> AIM OF THE TASK
Write out the material below again, unchanged.
-- BEGIN INFORMATION GIVEN --
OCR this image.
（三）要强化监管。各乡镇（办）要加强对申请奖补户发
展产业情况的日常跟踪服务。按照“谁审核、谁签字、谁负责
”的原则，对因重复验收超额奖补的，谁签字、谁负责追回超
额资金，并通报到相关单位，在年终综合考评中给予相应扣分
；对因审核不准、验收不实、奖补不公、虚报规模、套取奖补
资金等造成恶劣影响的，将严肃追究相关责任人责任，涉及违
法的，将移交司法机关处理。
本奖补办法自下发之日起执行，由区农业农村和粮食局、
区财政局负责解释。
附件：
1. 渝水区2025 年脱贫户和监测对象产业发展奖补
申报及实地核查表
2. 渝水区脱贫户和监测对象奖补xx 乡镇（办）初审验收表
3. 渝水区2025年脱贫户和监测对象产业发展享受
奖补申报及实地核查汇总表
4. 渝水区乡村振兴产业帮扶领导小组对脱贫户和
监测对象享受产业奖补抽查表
-- END INFORMATION GIVEN --
> COMPLETE OUTPUT
OCR this image.
（三）要强化监管。各乡镇（办）要加强对申请奖补户发
展产业情况的日常跟踪服务。按照“谁审核、谁签字、谁负责
”的原则，对因重复验收超额奖补的，谁签字、谁负责追回超
额资金，并通报到相关单位，在年终综合考评中给予相应扣分
；对因审核不准、验收不实、奖补不公、虚报规模、套取奖补
资金等造成恶劣影响的，将严肃追究相关责任人责任，涉及违
法的，将移交司法机关处理。
本奖补办法自下发之日起执行，由区农业农村和粮食局、
区财政局负责解释。
附件：
1. 渝水区2025 年脱贫户和监测对象产业发展奖补
申报及实地核查表
2. 渝水区脱贫户和监测对象奖补xx 乡镇（办）初审验收表
3. 渝水区2025年脱贫户和监测对象产业发展享受
奖补申报及实地核查汇总表
4. 渝水区乡村振兴产业帮扶领导小组对脱贫户和
监测对象享受产业奖补抽查表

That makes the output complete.